■ **PROBLEM TO SOLVE**:
Please list all lines of the material below in which the string "salinity" occurs.

■ **DATA SHOWN**:
········

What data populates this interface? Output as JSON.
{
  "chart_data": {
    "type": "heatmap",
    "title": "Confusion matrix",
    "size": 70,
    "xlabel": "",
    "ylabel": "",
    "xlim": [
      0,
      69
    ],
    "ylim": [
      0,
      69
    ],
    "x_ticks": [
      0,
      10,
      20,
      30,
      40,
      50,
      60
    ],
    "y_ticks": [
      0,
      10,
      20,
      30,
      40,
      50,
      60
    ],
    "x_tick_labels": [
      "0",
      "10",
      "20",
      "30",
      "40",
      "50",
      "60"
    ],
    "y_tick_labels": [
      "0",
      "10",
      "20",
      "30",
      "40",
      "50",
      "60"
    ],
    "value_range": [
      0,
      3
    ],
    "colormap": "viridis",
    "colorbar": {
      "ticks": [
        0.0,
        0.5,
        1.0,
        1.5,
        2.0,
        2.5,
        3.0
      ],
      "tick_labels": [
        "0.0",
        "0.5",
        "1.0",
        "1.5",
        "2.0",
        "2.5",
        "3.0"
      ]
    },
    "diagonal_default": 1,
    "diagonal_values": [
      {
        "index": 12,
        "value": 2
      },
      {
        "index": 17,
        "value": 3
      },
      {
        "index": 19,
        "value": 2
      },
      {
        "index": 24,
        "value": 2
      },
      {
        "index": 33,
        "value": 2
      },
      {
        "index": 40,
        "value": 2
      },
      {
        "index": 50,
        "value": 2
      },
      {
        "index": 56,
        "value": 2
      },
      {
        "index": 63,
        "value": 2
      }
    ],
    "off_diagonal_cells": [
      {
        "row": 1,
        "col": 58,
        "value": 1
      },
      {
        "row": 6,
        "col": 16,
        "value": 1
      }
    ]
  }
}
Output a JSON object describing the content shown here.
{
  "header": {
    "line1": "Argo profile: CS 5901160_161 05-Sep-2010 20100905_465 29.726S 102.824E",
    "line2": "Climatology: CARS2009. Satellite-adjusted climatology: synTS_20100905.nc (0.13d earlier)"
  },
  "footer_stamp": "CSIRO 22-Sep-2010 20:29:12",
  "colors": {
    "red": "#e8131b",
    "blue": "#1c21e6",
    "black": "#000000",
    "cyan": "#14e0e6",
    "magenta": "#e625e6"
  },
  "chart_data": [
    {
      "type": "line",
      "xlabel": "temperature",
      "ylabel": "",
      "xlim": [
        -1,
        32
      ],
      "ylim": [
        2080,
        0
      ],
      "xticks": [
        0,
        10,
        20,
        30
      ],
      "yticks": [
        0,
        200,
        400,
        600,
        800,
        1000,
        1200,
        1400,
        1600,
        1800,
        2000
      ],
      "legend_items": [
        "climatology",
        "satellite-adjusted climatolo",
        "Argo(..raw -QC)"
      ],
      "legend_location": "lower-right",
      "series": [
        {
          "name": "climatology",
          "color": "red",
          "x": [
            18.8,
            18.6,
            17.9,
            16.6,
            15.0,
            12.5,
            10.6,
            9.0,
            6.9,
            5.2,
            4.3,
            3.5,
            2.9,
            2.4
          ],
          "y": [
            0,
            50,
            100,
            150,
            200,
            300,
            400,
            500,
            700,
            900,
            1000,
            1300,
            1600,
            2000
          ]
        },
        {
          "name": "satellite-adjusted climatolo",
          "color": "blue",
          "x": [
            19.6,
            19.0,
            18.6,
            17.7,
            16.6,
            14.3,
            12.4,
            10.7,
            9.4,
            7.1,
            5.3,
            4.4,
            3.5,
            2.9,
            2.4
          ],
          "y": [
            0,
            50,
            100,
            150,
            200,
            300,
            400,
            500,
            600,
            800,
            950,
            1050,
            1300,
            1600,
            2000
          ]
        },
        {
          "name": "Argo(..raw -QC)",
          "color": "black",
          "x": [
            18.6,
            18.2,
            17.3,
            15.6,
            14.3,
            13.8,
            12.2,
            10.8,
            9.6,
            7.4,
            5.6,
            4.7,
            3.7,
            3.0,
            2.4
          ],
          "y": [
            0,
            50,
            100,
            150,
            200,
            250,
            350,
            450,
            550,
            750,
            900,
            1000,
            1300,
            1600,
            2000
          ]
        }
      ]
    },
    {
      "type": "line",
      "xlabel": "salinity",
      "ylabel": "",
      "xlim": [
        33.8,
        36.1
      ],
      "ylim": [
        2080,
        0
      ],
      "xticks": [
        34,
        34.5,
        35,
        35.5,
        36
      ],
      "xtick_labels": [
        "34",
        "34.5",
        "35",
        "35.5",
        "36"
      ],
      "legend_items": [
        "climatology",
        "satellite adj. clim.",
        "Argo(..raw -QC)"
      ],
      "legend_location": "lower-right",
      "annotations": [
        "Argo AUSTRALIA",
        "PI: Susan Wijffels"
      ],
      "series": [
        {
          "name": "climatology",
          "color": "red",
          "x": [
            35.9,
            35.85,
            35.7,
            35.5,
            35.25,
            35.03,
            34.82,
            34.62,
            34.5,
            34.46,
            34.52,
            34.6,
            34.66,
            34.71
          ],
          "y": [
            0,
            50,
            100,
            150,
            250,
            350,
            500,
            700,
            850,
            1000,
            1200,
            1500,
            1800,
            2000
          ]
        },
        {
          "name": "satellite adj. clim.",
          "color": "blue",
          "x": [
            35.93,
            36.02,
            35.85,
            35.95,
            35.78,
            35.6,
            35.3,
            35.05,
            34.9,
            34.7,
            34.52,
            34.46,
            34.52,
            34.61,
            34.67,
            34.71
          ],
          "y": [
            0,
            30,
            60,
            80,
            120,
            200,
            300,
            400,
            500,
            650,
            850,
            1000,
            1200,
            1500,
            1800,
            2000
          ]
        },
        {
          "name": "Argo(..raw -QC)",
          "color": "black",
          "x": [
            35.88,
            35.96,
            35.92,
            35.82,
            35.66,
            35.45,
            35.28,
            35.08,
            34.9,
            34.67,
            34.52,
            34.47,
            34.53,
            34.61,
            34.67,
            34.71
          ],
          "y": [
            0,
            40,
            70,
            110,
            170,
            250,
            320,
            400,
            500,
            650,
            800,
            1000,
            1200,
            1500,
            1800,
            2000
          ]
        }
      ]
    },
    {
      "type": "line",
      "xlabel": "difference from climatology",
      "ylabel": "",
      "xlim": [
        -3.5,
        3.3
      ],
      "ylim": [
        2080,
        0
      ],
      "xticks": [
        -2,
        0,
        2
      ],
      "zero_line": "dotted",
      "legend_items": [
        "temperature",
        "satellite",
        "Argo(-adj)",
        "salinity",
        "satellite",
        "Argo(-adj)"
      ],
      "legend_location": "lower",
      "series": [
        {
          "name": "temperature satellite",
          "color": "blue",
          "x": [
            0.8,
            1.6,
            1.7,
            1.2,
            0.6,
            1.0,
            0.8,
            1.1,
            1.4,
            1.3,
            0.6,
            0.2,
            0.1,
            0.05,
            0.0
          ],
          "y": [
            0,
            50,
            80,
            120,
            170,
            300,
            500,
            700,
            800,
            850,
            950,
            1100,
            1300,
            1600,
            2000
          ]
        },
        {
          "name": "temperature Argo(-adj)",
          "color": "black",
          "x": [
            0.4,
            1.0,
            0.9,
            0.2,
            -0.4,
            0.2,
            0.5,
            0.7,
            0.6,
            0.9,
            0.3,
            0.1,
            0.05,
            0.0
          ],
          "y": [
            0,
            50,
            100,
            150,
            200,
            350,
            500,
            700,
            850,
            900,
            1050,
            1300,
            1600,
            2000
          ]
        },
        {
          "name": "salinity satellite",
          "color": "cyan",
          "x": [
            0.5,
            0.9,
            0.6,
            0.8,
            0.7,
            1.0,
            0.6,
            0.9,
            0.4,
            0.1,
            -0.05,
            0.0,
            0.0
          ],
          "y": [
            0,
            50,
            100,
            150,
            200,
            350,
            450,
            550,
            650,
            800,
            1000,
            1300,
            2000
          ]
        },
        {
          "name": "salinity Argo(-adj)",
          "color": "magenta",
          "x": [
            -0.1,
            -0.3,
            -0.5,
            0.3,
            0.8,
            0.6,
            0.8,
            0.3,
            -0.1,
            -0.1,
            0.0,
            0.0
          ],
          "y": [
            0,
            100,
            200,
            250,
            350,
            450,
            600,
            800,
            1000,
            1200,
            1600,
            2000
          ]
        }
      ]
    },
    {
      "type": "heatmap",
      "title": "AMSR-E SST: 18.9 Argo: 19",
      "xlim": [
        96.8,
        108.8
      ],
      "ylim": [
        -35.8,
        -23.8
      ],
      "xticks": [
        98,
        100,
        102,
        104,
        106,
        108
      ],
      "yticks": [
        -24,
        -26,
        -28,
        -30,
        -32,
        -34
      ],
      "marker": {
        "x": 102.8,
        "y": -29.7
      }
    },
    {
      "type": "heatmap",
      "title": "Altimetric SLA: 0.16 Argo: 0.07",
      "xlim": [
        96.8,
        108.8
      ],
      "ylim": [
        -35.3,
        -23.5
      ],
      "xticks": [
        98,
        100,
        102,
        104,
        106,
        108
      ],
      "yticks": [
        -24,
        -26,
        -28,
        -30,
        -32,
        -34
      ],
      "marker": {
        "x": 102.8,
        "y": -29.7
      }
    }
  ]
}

········

■ **WORKED SOLUTION**:
      "xlabel": "salinity",
        "salinity",
          "name": "salinity satellite",
          "name": "salinity Argo(-adj)",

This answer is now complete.